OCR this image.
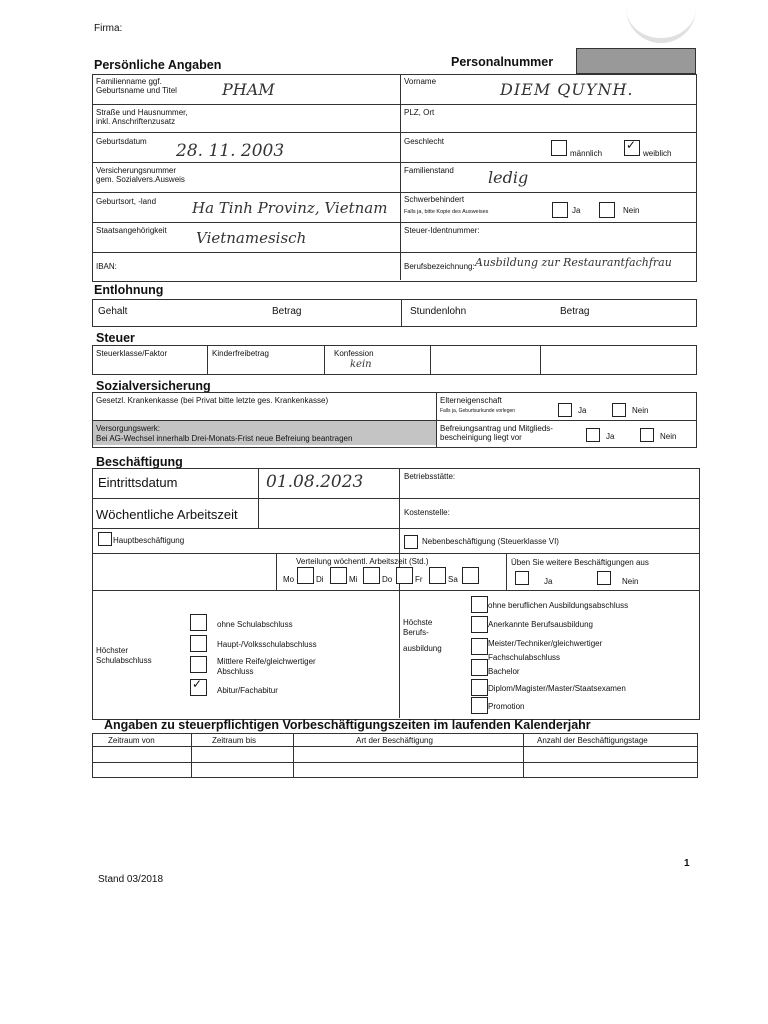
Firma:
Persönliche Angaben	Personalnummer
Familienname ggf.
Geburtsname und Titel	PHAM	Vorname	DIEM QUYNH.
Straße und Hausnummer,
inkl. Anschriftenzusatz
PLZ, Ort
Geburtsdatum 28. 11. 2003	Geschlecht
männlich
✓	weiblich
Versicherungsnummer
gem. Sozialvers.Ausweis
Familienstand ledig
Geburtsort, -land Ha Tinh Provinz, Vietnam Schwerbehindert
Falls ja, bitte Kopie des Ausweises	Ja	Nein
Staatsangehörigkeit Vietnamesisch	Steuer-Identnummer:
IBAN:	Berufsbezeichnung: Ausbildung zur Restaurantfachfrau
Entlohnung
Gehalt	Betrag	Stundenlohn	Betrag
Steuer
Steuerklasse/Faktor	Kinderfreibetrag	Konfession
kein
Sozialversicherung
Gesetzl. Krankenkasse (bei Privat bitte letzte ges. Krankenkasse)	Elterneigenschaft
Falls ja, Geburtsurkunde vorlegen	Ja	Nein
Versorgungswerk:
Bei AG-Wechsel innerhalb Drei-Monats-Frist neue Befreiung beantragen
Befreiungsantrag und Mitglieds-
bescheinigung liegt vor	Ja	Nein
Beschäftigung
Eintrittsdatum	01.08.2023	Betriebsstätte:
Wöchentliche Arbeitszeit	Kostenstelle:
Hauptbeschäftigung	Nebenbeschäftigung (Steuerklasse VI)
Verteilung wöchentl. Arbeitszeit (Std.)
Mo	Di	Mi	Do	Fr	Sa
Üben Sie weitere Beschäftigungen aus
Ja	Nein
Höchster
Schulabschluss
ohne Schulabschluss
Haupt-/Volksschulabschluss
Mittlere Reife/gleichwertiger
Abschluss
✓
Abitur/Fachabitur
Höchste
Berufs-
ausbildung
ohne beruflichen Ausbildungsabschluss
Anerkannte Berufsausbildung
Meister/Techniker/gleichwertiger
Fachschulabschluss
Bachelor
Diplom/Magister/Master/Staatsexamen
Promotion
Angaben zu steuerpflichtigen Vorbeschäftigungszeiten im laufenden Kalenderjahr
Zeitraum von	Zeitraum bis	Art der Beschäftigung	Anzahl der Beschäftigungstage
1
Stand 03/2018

+++

Task
Each record should be quoted exactly, with the images omitted.

Written answer
OCR this image.
Firma:
Persönliche Angaben	Personalnummer
Familienname ggf.
Geburtsname und Titel	PHAM	Vorname	DIEM QUYNH.
Straße und Hausnummer,
inkl. Anschriftenzusatz
PLZ, Ort
Geburtsdatum 28. 11. 2003	Geschlecht
männlich
✓	weiblich
Versicherungsnummer
gem. Sozialvers.Ausweis
Familienstand ledig
Geburtsort, -land Ha Tinh Provinz, Vietnam Schwerbehindert
Falls ja, bitte Kopie des Ausweises	Ja	Nein
Staatsangehörigkeit Vietnamesisch	Steuer-Identnummer:
IBAN:	Berufsbezeichnung: Ausbildung zur Restaurantfachfrau
Entlohnung
Gehalt	Betrag	Stundenlohn	Betrag
Steuer
Steuerklasse/Faktor	Kinderfreibetrag	Konfession
kein
Sozialversicherung
Gesetzl. Krankenkasse (bei Privat bitte letzte ges. Krankenkasse)	Elterneigenschaft
Falls ja, Geburtsurkunde vorlegen	Ja	Nein
Versorgungswerk:
Bei AG-Wechsel innerhalb Drei-Monats-Frist neue Befreiung beantragen
Befreiungsantrag und Mitglieds-
bescheinigung liegt vor	Ja	Nein
Beschäftigung
Eintrittsdatum	01.08.2023	Betriebsstätte:
Wöchentliche Arbeitszeit	Kostenstelle:
Hauptbeschäftigung	Nebenbeschäftigung (Steuerklasse VI)
Verteilung wöchentl. Arbeitszeit (Std.)
Mo	Di	Mi	Do	Fr	Sa
Üben Sie weitere Beschäftigungen aus
Ja	Nein
Höchster
Schulabschluss
ohne Schulabschluss
Haupt-/Volksschulabschluss
Mittlere Reife/gleichwertiger
Abschluss
✓
Abitur/Fachabitur
Höchste
Berufs-
ausbildung
ohne beruflichen Ausbildungsabschluss
Anerkannte Berufsausbildung
Meister/Techniker/gleichwertiger
Fachschulabschluss
Bachelor
Diplom/Magister/Master/Staatsexamen
Promotion
Angaben zu steuerpflichtigen Vorbeschäftigungszeiten im laufenden Kalenderjahr
Zeitraum von	Zeitraum bis	Art der Beschäftigung	Anzahl der Beschäftigungstage
1
Stand 03/2018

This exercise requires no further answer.